* _Your task_: Find the lines of data that contain the string "name", then list them.
>> start Information provided
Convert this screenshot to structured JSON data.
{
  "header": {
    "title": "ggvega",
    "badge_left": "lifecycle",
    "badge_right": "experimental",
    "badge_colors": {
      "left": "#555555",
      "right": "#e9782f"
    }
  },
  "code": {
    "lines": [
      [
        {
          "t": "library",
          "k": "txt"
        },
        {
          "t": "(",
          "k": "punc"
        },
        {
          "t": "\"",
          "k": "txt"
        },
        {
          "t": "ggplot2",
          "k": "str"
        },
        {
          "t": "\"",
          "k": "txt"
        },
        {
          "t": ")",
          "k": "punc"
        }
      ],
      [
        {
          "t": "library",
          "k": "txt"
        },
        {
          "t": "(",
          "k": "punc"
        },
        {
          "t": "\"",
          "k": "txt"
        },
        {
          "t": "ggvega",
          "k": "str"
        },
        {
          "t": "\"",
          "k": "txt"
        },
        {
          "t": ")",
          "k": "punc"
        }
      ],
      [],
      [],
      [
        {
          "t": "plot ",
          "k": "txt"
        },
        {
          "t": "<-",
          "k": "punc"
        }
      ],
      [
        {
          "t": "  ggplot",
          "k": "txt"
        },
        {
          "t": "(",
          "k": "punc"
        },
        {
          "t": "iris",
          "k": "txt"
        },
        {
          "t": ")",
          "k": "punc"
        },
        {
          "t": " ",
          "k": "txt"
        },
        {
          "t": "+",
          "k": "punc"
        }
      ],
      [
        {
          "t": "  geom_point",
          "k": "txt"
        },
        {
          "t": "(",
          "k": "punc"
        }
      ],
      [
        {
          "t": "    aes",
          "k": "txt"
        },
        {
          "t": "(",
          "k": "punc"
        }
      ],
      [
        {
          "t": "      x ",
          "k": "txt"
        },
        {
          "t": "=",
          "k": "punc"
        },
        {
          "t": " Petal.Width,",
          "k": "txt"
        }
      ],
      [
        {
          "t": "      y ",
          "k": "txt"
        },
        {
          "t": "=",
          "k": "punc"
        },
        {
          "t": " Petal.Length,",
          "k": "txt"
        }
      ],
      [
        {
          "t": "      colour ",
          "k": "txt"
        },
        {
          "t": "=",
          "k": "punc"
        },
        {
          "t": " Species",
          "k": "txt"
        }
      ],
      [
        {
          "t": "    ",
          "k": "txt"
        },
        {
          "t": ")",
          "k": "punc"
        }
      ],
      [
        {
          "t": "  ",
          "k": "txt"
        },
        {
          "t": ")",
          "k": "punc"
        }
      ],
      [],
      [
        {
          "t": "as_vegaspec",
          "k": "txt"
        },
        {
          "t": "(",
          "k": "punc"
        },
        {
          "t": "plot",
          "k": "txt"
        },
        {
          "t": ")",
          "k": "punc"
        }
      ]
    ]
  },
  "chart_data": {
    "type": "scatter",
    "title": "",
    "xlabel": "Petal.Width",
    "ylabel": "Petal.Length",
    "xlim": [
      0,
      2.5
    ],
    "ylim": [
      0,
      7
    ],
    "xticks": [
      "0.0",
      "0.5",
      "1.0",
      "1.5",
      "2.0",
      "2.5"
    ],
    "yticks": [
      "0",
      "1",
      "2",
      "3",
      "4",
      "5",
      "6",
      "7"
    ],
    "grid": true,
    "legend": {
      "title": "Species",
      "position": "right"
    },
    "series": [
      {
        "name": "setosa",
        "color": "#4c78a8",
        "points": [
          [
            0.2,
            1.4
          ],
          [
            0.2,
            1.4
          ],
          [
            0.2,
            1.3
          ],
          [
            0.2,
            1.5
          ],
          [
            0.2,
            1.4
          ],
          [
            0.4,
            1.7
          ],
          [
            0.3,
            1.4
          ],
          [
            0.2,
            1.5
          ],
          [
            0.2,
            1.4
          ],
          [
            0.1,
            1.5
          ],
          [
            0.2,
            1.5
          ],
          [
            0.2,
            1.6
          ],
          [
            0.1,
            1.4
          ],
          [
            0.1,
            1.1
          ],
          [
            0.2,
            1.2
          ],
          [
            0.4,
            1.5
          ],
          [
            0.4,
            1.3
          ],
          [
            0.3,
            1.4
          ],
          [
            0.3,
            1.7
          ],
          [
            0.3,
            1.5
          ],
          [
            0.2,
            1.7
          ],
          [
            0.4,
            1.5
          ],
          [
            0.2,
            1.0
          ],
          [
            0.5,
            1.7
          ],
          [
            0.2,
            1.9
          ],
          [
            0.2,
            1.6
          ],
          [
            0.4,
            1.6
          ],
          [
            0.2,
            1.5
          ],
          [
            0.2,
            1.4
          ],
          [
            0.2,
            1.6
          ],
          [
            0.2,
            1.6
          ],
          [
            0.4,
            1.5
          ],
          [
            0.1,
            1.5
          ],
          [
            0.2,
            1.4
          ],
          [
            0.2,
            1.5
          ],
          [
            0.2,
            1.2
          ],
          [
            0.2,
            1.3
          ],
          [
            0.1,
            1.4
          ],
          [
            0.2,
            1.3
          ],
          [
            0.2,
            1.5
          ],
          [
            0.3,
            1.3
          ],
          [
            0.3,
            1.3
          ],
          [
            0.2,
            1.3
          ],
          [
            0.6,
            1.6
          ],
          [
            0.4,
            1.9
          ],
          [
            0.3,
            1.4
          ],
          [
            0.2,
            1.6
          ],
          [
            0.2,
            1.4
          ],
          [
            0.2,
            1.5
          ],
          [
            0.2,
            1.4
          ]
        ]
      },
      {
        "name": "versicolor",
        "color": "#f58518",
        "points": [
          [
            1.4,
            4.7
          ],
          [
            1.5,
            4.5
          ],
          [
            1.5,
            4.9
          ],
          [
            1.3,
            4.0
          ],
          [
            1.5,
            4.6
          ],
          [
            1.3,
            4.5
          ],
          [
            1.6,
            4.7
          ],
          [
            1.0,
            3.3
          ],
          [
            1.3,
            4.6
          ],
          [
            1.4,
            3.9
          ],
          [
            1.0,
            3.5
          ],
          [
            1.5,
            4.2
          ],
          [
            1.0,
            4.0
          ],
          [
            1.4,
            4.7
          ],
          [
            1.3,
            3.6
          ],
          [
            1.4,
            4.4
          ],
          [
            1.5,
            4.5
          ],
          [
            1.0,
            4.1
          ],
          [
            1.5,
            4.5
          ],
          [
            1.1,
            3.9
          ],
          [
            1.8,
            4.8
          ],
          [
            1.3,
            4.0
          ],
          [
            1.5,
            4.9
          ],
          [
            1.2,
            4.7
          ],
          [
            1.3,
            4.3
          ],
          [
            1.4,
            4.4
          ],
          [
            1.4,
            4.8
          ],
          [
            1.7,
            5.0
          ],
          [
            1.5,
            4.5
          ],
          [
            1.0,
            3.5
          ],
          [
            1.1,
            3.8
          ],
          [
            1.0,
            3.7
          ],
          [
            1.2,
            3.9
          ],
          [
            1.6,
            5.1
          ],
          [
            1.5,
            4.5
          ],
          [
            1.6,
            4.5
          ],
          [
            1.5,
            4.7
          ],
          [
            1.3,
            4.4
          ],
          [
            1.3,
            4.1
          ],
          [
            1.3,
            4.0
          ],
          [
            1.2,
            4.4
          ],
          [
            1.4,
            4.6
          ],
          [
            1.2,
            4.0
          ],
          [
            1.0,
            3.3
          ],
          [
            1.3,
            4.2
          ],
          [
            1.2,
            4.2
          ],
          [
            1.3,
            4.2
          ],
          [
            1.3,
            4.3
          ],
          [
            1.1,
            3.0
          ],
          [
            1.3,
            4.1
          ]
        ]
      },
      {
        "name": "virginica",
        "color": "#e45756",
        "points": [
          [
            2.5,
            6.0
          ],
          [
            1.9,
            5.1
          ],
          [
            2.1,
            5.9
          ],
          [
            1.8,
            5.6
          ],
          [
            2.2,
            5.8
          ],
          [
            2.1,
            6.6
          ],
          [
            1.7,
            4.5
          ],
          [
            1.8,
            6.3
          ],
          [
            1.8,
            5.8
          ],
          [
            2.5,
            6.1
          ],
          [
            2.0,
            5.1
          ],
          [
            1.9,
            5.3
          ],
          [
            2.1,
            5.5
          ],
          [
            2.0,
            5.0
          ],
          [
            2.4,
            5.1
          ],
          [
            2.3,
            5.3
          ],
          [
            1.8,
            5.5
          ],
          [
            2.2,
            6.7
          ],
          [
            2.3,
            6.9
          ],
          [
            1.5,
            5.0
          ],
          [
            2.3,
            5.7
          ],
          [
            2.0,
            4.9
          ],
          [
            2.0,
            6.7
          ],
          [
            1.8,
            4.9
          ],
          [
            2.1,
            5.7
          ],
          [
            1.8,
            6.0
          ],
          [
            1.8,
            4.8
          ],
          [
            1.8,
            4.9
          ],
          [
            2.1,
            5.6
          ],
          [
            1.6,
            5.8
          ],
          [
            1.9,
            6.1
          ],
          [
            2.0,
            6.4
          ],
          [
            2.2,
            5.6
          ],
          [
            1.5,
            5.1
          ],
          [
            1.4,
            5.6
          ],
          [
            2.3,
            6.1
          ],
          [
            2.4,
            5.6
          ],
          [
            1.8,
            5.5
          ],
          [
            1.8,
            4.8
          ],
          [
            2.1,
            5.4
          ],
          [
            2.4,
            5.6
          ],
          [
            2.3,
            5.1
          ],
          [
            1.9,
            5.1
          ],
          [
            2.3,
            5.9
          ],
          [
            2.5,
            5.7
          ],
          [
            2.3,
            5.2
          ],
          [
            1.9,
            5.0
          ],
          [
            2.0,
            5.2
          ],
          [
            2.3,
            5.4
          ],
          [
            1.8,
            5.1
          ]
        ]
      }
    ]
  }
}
>> end Information provided
* _Worked answer_:
        "name": "setosa",
        "name": "versicolor",
        "name": "virginica",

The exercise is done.